• **EXERCISE OBJECTIVE**: Gather every line holding the string "this".

• **INPUT RECORDS**:

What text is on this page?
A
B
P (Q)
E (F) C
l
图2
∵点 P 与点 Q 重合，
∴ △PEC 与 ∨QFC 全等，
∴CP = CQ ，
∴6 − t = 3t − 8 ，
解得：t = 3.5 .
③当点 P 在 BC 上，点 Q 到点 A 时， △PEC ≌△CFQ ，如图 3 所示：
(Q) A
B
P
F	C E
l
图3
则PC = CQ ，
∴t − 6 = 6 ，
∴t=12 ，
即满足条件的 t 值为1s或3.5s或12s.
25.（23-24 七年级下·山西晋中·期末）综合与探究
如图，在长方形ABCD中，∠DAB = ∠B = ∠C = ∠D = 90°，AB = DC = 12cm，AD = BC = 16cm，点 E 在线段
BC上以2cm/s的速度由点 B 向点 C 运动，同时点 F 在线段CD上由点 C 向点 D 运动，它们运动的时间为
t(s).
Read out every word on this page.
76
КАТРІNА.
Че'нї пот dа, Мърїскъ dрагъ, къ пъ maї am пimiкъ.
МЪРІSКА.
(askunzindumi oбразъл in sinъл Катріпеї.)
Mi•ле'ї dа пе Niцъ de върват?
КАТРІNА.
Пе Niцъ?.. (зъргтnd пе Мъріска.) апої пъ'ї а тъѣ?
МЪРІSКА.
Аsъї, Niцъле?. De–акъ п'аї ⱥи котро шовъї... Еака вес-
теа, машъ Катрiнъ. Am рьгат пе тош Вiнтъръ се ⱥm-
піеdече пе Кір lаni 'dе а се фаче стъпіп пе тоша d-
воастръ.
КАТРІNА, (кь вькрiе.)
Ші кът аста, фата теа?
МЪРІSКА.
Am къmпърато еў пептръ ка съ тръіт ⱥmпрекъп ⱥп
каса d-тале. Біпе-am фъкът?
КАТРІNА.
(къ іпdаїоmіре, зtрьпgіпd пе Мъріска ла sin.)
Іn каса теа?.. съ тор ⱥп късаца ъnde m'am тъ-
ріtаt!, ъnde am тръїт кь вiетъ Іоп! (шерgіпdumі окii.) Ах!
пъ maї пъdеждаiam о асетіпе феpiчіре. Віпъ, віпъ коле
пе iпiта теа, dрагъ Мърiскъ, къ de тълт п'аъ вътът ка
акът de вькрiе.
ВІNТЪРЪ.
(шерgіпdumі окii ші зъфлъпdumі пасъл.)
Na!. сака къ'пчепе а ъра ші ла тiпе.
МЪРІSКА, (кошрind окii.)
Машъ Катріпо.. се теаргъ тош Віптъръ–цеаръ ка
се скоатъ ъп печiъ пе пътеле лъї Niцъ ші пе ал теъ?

• **ANSWER TO THE PROBLEM**:
What text is on this page?
Read out every word on this page.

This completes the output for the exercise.